#### [Description of the task]
Retype every line of the records below without changing a character.

#### [Exercise inputs]
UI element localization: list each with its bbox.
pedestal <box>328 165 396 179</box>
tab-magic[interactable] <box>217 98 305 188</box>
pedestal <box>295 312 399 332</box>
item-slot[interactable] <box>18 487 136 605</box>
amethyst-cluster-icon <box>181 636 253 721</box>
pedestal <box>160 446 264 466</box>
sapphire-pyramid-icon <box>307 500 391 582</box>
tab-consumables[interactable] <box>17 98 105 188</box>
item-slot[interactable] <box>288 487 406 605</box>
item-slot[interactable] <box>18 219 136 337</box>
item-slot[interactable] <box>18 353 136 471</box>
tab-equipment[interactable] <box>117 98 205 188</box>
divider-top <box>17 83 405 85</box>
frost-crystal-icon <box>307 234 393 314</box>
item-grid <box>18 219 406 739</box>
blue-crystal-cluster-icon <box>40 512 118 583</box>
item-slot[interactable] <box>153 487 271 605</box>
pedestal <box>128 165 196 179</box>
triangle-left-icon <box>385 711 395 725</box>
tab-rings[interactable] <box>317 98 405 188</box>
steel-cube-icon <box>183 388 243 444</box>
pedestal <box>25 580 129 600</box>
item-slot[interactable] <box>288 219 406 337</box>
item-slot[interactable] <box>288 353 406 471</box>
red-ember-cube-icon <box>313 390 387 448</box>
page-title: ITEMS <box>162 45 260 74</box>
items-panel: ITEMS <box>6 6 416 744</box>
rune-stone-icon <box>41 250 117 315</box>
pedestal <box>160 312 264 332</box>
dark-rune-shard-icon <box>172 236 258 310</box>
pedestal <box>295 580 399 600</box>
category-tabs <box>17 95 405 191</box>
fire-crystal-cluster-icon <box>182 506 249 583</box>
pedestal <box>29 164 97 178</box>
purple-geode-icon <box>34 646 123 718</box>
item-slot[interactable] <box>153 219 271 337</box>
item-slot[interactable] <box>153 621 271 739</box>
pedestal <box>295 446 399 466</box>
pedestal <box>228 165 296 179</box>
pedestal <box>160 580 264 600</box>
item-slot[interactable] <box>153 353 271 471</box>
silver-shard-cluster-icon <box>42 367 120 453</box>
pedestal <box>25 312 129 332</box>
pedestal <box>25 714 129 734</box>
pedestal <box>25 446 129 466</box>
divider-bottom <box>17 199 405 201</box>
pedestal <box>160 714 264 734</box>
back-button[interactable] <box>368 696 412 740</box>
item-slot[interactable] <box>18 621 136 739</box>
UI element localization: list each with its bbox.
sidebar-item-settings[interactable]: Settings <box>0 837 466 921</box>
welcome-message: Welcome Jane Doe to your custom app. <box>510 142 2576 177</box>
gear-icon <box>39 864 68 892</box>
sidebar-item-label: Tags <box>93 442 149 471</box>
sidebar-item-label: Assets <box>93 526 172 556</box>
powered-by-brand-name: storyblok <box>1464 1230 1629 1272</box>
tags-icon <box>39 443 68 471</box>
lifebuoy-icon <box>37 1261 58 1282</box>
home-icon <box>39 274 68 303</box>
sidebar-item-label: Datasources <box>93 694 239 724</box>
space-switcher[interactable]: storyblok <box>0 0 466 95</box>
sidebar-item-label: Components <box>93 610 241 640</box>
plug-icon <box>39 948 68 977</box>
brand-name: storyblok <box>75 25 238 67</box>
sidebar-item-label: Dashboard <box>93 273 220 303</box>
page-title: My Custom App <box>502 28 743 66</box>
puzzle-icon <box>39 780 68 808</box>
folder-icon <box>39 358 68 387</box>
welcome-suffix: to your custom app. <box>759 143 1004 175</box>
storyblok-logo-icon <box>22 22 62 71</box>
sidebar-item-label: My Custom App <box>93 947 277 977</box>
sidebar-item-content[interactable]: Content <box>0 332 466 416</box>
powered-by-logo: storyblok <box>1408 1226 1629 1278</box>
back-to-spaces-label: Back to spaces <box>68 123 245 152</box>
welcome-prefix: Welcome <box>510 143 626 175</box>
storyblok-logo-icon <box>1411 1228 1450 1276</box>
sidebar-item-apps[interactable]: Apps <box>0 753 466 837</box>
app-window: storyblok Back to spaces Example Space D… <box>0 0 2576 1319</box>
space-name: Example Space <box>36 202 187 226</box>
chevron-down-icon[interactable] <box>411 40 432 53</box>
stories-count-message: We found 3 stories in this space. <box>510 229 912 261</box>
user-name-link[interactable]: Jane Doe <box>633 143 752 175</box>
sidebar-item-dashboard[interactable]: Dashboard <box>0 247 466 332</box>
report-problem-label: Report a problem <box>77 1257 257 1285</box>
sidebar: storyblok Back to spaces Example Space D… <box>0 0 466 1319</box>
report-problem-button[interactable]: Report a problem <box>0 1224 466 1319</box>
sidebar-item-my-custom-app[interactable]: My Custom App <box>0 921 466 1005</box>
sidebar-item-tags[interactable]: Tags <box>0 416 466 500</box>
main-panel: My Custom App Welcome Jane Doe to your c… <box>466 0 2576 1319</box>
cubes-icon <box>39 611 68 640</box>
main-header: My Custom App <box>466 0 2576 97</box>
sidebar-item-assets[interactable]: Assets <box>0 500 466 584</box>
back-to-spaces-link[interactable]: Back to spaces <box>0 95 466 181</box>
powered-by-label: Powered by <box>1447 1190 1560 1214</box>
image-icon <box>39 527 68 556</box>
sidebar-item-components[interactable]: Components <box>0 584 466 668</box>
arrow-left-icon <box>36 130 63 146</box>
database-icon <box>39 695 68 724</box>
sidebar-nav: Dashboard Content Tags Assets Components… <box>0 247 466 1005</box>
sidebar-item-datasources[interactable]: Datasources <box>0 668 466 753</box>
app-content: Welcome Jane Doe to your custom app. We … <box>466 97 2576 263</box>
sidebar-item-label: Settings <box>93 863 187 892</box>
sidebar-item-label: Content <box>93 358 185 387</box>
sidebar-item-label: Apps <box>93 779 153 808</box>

#### [Task solution]
UI element localization: list each with its bbox.
pedestal <box>328 165 396 179</box>
tab-magic[interactable] <box>217 98 305 188</box>
pedestal <box>295 312 399 332</box>
item-slot[interactable] <box>18 487 136 605</box>
amethyst-cluster-icon <box>181 636 253 721</box>
pedestal <box>160 446 264 466</box>
sapphire-pyramid-icon <box>307 500 391 582</box>
tab-consumables[interactable] <box>17 98 105 188</box>
item-slot[interactable] <box>288 487 406 605</box>
item-slot[interactable] <box>18 219 136 337</box>
item-slot[interactable] <box>18 353 136 471</box>
tab-equipment[interactable] <box>117 98 205 188</box>
divider-top <box>17 83 405 85</box>
frost-crystal-icon <box>307 234 393 314</box>
item-grid <box>18 219 406 739</box>
blue-crystal-cluster-icon <box>40 512 118 583</box>
item-slot[interactable] <box>153 487 271 605</box>
pedestal <box>128 165 196 179</box>
triangle-left-icon <box>385 711 395 725</box>
tab-rings[interactable] <box>317 98 405 188</box>
steel-cube-icon <box>183 388 243 444</box>
pedestal <box>25 580 129 600</box>
item-slot[interactable] <box>288 219 406 337</box>
item-slot[interactable] <box>288 353 406 471</box>
red-ember-cube-icon <box>313 390 387 448</box>
page-title: ITEMS <box>162 45 260 74</box>
items-panel: ITEMS <box>6 6 416 744</box>
rune-stone-icon <box>41 250 117 315</box>
pedestal <box>160 312 264 332</box>
dark-rune-shard-icon <box>172 236 258 310</box>
pedestal <box>295 580 399 600</box>
category-tabs <box>17 95 405 191</box>
fire-crystal-cluster-icon <box>182 506 249 583</box>
pedestal <box>29 164 97 178</box>
purple-geode-icon <box>34 646 123 718</box>
item-slot[interactable] <box>153 219 271 337</box>
item-slot[interactable] <box>153 621 271 739</box>
pedestal <box>295 446 399 466</box>
pedestal <box>228 165 296 179</box>
pedestal <box>160 580 264 600</box>
item-slot[interactable] <box>153 353 271 471</box>
silver-shard-cluster-icon <box>42 367 120 453</box>
pedestal <box>25 312 129 332</box>
pedestal <box>25 714 129 734</box>
pedestal <box>25 446 129 466</box>
divider-bottom <box>17 199 405 201</box>
pedestal <box>160 714 264 734</box>
back-button[interactable] <box>368 696 412 740</box>
item-slot[interactable] <box>18 621 136 739</box>
UI element localization: list each with its bbox.
sidebar-item-settings[interactable]: Settings <box>0 837 466 921</box>
welcome-message: Welcome Jane Doe to your custom app. <box>510 142 2576 177</box>
gear-icon <box>39 864 68 892</box>
sidebar-item-label: Tags <box>93 442 149 471</box>
sidebar-item-label: Assets <box>93 526 172 556</box>
powered-by-brand-name: storyblok <box>1464 1230 1629 1272</box>
tags-icon <box>39 443 68 471</box>
lifebuoy-icon <box>37 1261 58 1282</box>
home-icon <box>39 274 68 303</box>
sidebar-item-label: Datasources <box>93 694 239 724</box>
space-switcher[interactable]: storyblok <box>0 0 466 95</box>
sidebar-item-label: Components <box>93 610 241 640</box>
plug-icon <box>39 948 68 977</box>
brand-name: storyblok <box>75 25 238 67</box>
sidebar-item-label: Dashboard <box>93 273 220 303</box>
page-title: My Custom App <box>502 28 743 66</box>
puzzle-icon <box>39 780 68 808</box>
folder-icon <box>39 358 68 387</box>
welcome-suffix: to your custom app. <box>759 143 1004 175</box>
storyblok-logo-icon <box>22 22 62 71</box>
sidebar-item-label: My Custom App <box>93 947 277 977</box>
sidebar-item-content[interactable]: Content <box>0 332 466 416</box>
powered-by-logo: storyblok <box>1408 1226 1629 1278</box>
back-to-spaces-label: Back to spaces <box>68 123 245 152</box>
welcome-prefix: Welcome <box>510 143 626 175</box>
storyblok-logo-icon <box>1411 1228 1450 1276</box>
sidebar-item-apps[interactable]: Apps <box>0 753 466 837</box>
app-window: storyblok Back to spaces Example Space D… <box>0 0 2576 1319</box>
space-name: Example Space <box>36 202 187 226</box>
chevron-down-icon[interactable] <box>411 40 432 53</box>
stories-count-message: We found 3 stories in this space. <box>510 229 912 261</box>
user-name-link[interactable]: Jane Doe <box>633 143 752 175</box>
sidebar-item-dashboard[interactable]: Dashboard <box>0 247 466 332</box>
report-problem-label: Report a problem <box>77 1257 257 1285</box>
sidebar: storyblok Back to spaces Example Space D… <box>0 0 466 1319</box>
report-problem-button[interactable]: Report a problem <box>0 1224 466 1319</box>
sidebar-item-my-custom-app[interactable]: My Custom App <box>0 921 466 1005</box>
sidebar-item-tags[interactable]: Tags <box>0 416 466 500</box>
main-panel: My Custom App Welcome Jane Doe to your c… <box>466 0 2576 1319</box>
cubes-icon <box>39 611 68 640</box>
main-header: My Custom App <box>466 0 2576 97</box>
sidebar-item-assets[interactable]: Assets <box>0 500 466 584</box>
back-to-spaces-link[interactable]: Back to spaces <box>0 95 466 181</box>
powered-by-label: Powered by <box>1447 1190 1560 1214</box>
image-icon <box>39 527 68 556</box>
sidebar-item-components[interactable]: Components <box>0 584 466 668</box>
arrow-left-icon <box>36 130 63 146</box>
database-icon <box>39 695 68 724</box>
sidebar-nav: Dashboard Content Tags Assets Components… <box>0 247 466 1005</box>
sidebar-item-datasources[interactable]: Datasources <box>0 668 466 753</box>
app-content: Welcome Jane Doe to your custom app. We … <box>466 97 2576 263</box>
sidebar-item-label: Settings <box>93 863 187 892</box>
sidebar-item-label: Content <box>93 358 185 387</box>
sidebar-item-label: Apps <box>93 779 153 808</box>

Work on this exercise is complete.